>> START Supplied material

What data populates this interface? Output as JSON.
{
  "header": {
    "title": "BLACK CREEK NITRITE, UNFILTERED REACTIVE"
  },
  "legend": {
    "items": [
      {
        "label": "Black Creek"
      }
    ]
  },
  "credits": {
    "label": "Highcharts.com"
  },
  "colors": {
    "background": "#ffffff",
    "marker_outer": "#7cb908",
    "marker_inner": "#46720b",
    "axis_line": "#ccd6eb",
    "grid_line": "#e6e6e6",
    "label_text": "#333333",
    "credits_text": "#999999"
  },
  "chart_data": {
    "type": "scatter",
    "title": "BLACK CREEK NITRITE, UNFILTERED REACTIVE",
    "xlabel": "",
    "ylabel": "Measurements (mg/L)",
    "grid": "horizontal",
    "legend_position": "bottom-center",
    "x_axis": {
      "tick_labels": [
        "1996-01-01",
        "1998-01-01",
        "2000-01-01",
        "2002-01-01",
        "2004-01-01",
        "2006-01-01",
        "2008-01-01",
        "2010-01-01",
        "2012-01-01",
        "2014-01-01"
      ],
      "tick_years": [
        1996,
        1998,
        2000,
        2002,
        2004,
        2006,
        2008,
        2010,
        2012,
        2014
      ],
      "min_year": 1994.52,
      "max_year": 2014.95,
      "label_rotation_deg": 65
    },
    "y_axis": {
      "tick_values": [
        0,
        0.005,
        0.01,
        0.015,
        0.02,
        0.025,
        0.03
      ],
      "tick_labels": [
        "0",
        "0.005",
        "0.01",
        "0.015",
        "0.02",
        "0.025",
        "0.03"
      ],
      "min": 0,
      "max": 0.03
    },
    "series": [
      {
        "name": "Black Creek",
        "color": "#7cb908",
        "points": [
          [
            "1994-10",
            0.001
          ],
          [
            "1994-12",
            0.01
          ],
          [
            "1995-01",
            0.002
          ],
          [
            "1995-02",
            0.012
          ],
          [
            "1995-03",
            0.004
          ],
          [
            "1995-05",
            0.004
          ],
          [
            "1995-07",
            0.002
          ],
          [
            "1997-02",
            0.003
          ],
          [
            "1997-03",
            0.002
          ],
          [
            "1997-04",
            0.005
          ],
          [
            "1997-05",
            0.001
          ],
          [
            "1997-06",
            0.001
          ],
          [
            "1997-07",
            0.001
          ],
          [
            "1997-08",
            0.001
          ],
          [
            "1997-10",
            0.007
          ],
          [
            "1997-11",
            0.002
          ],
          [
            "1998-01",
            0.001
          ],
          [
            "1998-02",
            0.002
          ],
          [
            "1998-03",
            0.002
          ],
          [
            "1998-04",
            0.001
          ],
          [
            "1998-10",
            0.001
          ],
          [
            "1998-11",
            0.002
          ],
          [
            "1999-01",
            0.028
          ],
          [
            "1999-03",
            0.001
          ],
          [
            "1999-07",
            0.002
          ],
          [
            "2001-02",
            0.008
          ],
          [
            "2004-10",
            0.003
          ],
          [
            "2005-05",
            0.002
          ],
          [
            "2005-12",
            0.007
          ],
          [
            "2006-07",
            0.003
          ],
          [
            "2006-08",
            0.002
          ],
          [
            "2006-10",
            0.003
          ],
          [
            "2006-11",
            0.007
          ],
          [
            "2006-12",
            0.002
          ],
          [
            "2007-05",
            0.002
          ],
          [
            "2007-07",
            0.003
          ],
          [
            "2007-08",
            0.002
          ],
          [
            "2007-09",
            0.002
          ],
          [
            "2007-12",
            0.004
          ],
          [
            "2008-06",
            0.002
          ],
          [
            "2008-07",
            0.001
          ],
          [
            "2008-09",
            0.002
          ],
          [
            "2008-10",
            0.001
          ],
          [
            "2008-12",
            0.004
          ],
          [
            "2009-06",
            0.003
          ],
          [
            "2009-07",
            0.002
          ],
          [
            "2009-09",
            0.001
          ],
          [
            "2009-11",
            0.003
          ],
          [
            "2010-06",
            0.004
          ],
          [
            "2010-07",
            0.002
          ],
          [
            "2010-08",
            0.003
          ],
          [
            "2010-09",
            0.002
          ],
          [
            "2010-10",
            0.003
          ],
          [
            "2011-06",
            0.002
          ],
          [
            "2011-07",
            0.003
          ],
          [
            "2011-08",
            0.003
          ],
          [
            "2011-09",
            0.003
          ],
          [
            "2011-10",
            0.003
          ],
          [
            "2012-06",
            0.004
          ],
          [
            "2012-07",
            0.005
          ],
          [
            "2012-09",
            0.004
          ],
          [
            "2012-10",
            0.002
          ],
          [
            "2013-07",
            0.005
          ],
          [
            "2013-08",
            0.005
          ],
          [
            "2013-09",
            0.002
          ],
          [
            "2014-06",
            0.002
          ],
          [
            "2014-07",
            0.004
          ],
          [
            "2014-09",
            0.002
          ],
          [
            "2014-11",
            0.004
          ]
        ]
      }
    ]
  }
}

>> END Supplied material

> [Your objective]: Give the entries once more, exactly as they appear.

> [Complete answer]:
What data populates this interface? Output as JSON.
{
  "header": {
    "title": "BLACK CREEK NITRITE, UNFILTERED REACTIVE"
  },
  "legend": {
    "items": [
      {
        "label": "Black Creek"
      }
    ]
  },
  "credits": {
    "label": "Highcharts.com"
  },
  "colors": {
    "background": "#ffffff",
    "marker_outer": "#7cb908",
    "marker_inner": "#46720b",
    "axis_line": "#ccd6eb",
    "grid_line": "#e6e6e6",
    "label_text": "#333333",
    "credits_text": "#999999"
  },
  "chart_data": {
    "type": "scatter",
    "title": "BLACK CREEK NITRITE, UNFILTERED REACTIVE",
    "xlabel": "",
    "ylabel": "Measurements (mg/L)",
    "grid": "horizontal",
    "legend_position": "bottom-center",
    "x_axis": {
      "tick_labels": [
        "1996-01-01",
        "1998-01-01",
        "2000-01-01",
        "2002-01-01",
        "2004-01-01",
        "2006-01-01",
        "2008-01-01",
        "2010-01-01",
        "2012-01-01",
        "2014-01-01"
      ],
      "tick_years": [
        1996,
        1998,
        2000,
        2002,
        2004,
        2006,
        2008,
        2010,
        2012,
        2014
      ],
      "min_year": 1994.52,
      "max_year": 2014.95,
      "label_rotation_deg": 65
    },
    "y_axis": {
      "tick_values": [
        0,
        0.005,
        0.01,
        0.015,
        0.02,
        0.025,
        0.03
      ],
      "tick_labels": [
        "0",
        "0.005",
        "0.01",
        "0.015",
        "0.02",
        "0.025",
        "0.03"
      ],
      "min": 0,
      "max": 0.03
    },
    "series": [
      {
        "name": "Black Creek",
        "color": "#7cb908",
        "points": [
          [
            "1994-10",
            0.001
          ],
          [
            "1994-12",
            0.01
          ],
          [
            "1995-01",
            0.002
          ],
          [
            "1995-02",
            0.012
          ],
          [
            "1995-03",
            0.004
          ],
          [
            "1995-05",
            0.004
          ],
          [
            "1995-07",
            0.002
          ],
          [
            "1997-02",
            0.003
          ],
          [
            "1997-03",
            0.002
          ],
          [
            "1997-04",
            0.005
          ],
          [
            "1997-05",
            0.001
          ],
          [
            "1997-06",
            0.001
          ],
          [
            "1997-07",
            0.001
          ],
          [
            "1997-08",
            0.001
          ],
          [
            "1997-10",
            0.007
          ],
          [
            "1997-11",
            0.002
          ],
          [
            "1998-01",
            0.001
          ],
          [
            "1998-02",
            0.002
          ],
          [
            "1998-03",
            0.002
          ],
          [
            "1998-04",
            0.001
          ],
          [
            "1998-10",
            0.001
          ],
          [
            "1998-11",
            0.002
          ],
          [
            "1999-01",
            0.028
          ],
          [
            "1999-03",
            0.001
          ],
          [
            "1999-07",
            0.002
          ],
          [
            "2001-02",
            0.008
          ],
          [
            "2004-10",
            0.003
          ],
          [
            "2005-05",
            0.002
          ],
          [
            "2005-12",
            0.007
          ],
          [
            "2006-07",
            0.003
          ],
          [
            "2006-08",
            0.002
          ],
          [
            "2006-10",
            0.003
          ],
          [
            "2006-11",
            0.007
          ],
          [
            "2006-12",
            0.002
          ],
          [
            "2007-05",
            0.002
          ],
          [
            "2007-07",
            0.003
          ],
          [
            "2007-08",
            0.002
          ],
          [
            "2007-09",
            0.002
          ],
          [
            "2007-12",
            0.004
          ],
          [
            "2008-06",
            0.002
          ],
          [
            "2008-07",
            0.001
          ],
          [
            "2008-09",
            0.002
          ],
          [
            "2008-10",
            0.001
          ],
          [
            "2008-12",
            0.004
          ],
          [
            "2009-06",
            0.003
          ],
          [
            "2009-07",
            0.002
          ],
          [
            "2009-09",
            0.001
          ],
          [
            "2009-11",
            0.003
          ],
          [
            "2010-06",
            0.004
          ],
          [
            "2010-07",
            0.002
          ],
          [
            "2010-08",
            0.003
          ],
          [
            "2010-09",
            0.002
          ],
          [
            "2010-10",
            0.003
          ],
          [
            "2011-06",
            0.002
          ],
          [
            "2011-07",
            0.003
          ],
          [
            "2011-08",
            0.003
          ],
          [
            "2011-09",
            0.003
          ],
          [
            "2011-10",
            0.003
          ],
          [
            "2012-06",
            0.004
          ],
          [
            "2012-07",
            0.005
          ],
          [
            "2012-09",
            0.004
          ],
          [
            "2012-10",
            0.002
          ],
          [
            "2013-07",
            0.005
          ],
          [
            "2013-08",
            0.005
          ],
          [
            "2013-09",
            0.002
          ],
          [
            "2014-06",
            0.002
          ],
          [
            "2014-07",
            0.004
          ],
          [
            "2014-09",
            0.002
          ],
          [
            "2014-11",
            0.004
          ]
        ]
      }
    ]
  }
}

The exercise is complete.